> [EXERCISE AIM]
Copy each line of the data below with the word "Receiver".

Entries from a visual dataset:
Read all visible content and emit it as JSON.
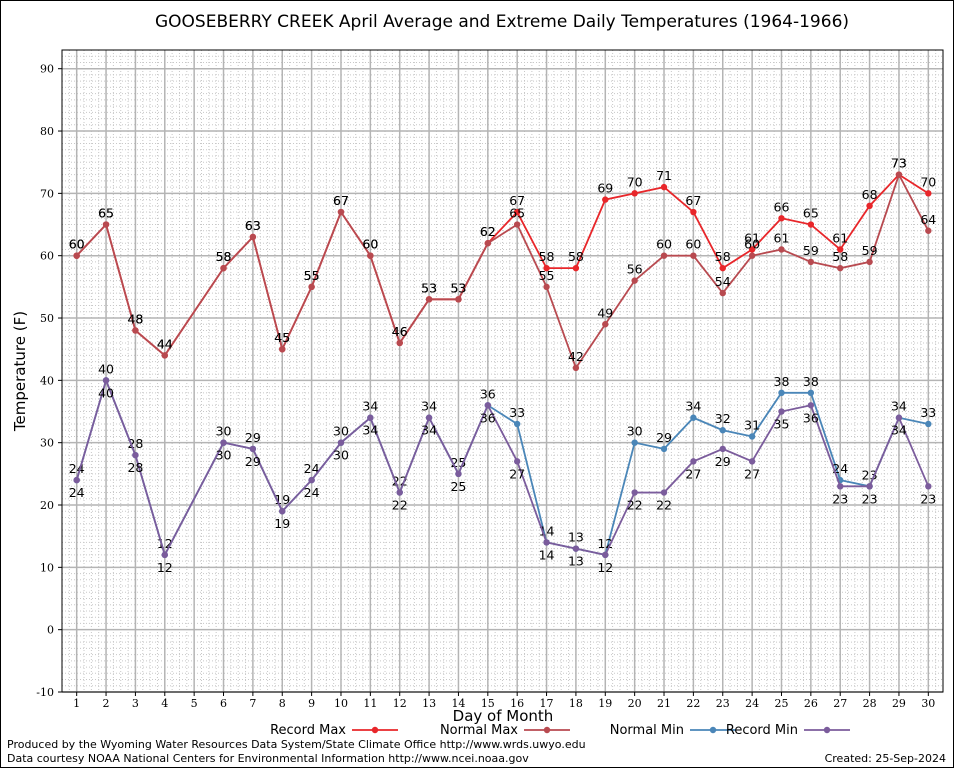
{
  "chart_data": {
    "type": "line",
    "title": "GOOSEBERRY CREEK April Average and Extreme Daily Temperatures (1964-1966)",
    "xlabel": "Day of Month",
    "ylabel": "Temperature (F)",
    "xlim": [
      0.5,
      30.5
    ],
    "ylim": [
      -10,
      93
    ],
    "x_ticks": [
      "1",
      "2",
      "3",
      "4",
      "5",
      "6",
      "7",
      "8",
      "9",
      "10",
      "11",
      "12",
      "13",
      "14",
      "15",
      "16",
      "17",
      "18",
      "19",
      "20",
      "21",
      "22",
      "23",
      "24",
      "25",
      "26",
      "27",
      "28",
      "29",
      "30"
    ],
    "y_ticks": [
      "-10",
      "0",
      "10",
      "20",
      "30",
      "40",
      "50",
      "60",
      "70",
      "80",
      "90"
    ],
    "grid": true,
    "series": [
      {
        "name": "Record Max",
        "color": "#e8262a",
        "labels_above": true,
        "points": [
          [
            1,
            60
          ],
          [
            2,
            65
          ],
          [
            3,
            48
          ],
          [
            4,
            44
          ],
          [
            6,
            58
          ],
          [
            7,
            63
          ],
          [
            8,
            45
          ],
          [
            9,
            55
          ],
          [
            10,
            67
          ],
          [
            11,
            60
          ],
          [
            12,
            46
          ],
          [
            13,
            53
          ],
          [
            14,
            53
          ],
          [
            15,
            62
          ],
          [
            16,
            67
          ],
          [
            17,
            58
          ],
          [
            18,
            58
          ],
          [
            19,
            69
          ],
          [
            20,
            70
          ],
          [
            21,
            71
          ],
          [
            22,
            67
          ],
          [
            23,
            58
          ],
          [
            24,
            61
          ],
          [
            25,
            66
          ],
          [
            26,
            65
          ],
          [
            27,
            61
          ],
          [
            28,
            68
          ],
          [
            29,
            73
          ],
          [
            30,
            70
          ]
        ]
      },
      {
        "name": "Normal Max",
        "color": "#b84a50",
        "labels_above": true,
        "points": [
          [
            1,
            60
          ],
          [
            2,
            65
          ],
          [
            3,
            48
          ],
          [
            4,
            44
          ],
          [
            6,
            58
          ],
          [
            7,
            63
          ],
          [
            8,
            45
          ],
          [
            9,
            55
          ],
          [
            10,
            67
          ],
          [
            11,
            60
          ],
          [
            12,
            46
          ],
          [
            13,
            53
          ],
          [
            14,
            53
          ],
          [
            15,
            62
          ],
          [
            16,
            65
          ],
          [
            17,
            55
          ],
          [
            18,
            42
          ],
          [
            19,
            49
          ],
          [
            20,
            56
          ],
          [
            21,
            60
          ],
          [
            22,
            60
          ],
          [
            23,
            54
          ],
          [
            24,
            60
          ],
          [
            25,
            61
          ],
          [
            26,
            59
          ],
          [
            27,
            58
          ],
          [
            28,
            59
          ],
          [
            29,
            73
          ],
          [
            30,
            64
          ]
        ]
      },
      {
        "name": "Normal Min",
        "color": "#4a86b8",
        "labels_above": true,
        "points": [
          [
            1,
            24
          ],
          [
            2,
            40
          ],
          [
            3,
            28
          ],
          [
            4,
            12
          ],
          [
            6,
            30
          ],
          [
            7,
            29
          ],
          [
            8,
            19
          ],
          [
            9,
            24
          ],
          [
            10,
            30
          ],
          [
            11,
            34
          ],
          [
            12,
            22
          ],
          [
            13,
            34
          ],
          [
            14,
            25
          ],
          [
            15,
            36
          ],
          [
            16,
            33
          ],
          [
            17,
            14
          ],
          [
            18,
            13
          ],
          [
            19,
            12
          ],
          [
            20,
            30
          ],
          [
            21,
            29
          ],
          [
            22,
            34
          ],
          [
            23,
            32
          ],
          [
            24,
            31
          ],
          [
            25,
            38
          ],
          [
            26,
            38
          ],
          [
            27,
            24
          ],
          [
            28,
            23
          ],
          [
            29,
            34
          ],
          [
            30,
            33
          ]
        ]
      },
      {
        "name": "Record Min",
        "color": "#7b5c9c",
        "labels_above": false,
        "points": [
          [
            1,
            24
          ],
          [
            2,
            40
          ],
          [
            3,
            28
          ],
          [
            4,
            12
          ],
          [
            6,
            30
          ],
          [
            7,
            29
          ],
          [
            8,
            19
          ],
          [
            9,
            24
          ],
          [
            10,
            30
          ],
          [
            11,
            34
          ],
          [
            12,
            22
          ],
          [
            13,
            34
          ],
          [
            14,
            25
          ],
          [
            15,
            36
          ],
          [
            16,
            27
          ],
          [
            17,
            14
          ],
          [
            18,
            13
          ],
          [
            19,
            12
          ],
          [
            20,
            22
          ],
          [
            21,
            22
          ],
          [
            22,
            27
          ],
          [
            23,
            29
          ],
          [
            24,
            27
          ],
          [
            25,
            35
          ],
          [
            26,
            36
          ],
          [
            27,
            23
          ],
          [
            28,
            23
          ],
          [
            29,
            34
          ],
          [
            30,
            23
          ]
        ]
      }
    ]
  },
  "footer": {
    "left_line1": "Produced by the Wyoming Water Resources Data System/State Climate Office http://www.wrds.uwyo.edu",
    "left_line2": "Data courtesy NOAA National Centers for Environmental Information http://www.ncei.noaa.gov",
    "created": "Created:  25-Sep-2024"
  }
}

---

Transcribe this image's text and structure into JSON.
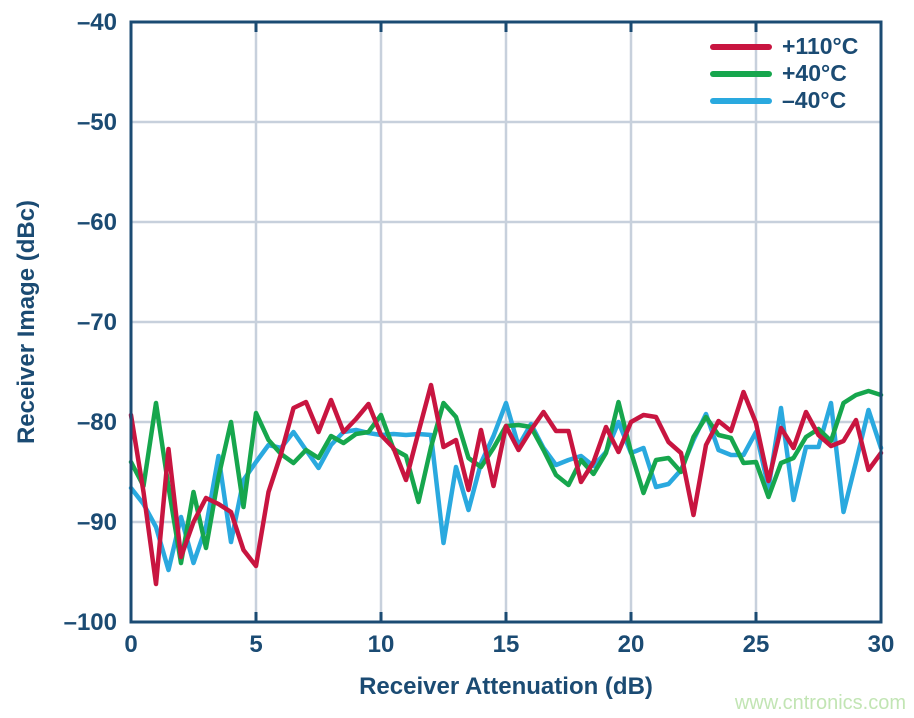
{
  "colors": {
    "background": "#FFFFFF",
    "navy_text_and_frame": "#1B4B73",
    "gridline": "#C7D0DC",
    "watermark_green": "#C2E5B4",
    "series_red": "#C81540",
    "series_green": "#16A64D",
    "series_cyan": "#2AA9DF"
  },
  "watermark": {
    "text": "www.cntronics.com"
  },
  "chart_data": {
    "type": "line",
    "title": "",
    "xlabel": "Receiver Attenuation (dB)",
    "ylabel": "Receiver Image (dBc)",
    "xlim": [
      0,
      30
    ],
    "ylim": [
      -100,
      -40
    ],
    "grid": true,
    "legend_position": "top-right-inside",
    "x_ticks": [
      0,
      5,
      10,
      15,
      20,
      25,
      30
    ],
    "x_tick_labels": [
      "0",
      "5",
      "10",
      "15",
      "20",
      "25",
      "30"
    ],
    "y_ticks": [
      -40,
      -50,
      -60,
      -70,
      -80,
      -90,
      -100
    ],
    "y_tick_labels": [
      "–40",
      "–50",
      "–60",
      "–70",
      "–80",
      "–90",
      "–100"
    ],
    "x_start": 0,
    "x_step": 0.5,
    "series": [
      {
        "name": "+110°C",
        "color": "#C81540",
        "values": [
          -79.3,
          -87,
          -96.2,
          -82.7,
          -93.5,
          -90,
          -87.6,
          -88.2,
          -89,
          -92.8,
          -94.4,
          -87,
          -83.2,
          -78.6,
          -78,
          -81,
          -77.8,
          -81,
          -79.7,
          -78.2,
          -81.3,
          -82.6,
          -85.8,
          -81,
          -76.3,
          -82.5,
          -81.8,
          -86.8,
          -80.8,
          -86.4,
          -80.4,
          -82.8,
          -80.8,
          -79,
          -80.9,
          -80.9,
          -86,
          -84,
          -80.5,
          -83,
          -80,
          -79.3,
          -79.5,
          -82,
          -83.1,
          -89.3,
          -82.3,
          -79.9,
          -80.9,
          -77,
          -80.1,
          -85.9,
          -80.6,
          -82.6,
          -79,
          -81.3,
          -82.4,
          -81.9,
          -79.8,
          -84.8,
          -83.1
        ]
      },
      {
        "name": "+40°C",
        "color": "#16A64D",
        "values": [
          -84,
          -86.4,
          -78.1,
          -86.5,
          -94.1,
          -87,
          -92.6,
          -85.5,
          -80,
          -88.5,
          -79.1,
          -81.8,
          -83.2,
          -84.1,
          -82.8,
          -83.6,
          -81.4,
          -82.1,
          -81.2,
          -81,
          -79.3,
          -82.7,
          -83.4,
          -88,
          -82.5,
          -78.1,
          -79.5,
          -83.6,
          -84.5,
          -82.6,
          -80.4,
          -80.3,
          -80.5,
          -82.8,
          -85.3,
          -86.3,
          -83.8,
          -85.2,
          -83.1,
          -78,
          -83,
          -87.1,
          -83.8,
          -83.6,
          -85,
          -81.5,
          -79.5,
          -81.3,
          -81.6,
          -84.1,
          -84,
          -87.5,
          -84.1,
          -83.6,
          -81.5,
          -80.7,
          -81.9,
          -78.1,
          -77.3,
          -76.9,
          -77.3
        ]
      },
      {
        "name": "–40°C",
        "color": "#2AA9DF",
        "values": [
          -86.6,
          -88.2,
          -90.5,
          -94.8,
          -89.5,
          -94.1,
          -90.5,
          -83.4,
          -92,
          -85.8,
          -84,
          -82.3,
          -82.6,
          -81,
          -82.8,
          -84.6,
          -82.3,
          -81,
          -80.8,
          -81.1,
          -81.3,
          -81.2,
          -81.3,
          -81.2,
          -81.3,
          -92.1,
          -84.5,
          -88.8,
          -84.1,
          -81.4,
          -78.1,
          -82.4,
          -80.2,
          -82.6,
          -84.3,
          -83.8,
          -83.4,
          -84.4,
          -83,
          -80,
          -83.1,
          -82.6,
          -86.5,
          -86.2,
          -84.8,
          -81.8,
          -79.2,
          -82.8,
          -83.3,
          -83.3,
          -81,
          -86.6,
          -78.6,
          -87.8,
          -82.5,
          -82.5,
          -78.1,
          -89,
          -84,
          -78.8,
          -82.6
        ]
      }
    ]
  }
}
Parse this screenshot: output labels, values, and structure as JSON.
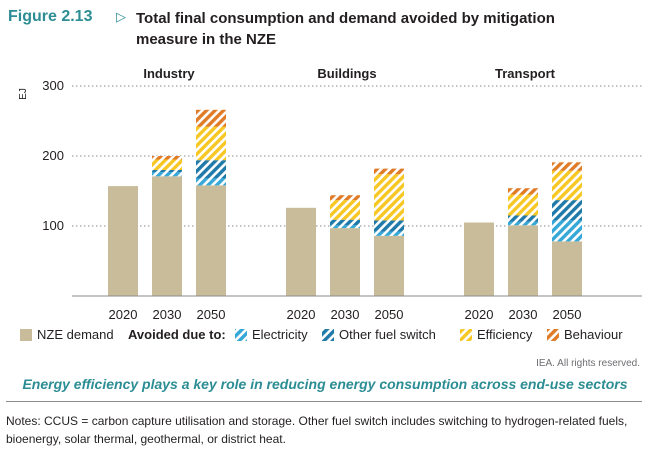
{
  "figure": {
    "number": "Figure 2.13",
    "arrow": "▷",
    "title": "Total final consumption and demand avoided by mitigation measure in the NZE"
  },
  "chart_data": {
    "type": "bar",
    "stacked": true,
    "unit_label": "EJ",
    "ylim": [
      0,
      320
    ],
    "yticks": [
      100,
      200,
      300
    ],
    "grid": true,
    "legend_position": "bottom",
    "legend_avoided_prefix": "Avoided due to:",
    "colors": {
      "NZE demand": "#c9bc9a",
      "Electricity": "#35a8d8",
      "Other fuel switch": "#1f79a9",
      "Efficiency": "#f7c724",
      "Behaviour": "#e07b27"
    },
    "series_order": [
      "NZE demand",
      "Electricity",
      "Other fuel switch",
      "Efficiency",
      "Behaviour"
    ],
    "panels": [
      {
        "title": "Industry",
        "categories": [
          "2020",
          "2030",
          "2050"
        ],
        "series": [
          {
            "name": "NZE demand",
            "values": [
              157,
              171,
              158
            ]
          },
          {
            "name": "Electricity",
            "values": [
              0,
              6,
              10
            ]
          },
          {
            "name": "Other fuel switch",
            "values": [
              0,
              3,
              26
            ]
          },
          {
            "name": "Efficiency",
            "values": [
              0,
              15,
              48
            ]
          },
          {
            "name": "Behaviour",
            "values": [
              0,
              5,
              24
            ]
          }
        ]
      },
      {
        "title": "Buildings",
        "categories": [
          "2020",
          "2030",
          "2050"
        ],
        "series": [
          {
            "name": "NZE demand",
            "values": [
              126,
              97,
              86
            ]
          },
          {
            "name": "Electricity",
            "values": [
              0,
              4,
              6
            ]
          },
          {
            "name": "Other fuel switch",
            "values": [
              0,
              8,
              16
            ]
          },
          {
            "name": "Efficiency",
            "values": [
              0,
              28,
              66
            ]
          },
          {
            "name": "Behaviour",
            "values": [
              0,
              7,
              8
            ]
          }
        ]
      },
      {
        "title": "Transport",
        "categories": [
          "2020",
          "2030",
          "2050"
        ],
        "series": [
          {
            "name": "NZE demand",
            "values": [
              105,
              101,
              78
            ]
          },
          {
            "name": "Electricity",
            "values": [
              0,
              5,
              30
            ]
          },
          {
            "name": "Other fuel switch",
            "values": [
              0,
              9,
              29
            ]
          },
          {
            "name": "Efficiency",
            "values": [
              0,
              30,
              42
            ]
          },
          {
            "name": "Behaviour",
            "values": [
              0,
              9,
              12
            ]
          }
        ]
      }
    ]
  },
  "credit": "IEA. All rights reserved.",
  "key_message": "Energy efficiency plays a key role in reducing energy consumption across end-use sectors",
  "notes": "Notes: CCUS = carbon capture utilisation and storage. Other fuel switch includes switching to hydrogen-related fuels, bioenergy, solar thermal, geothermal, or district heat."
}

> [FULL OUTPUT]
    "xlabel": "Receiver Attenuation (dB)",
    "ylabel": "Receiver Image (dBc)",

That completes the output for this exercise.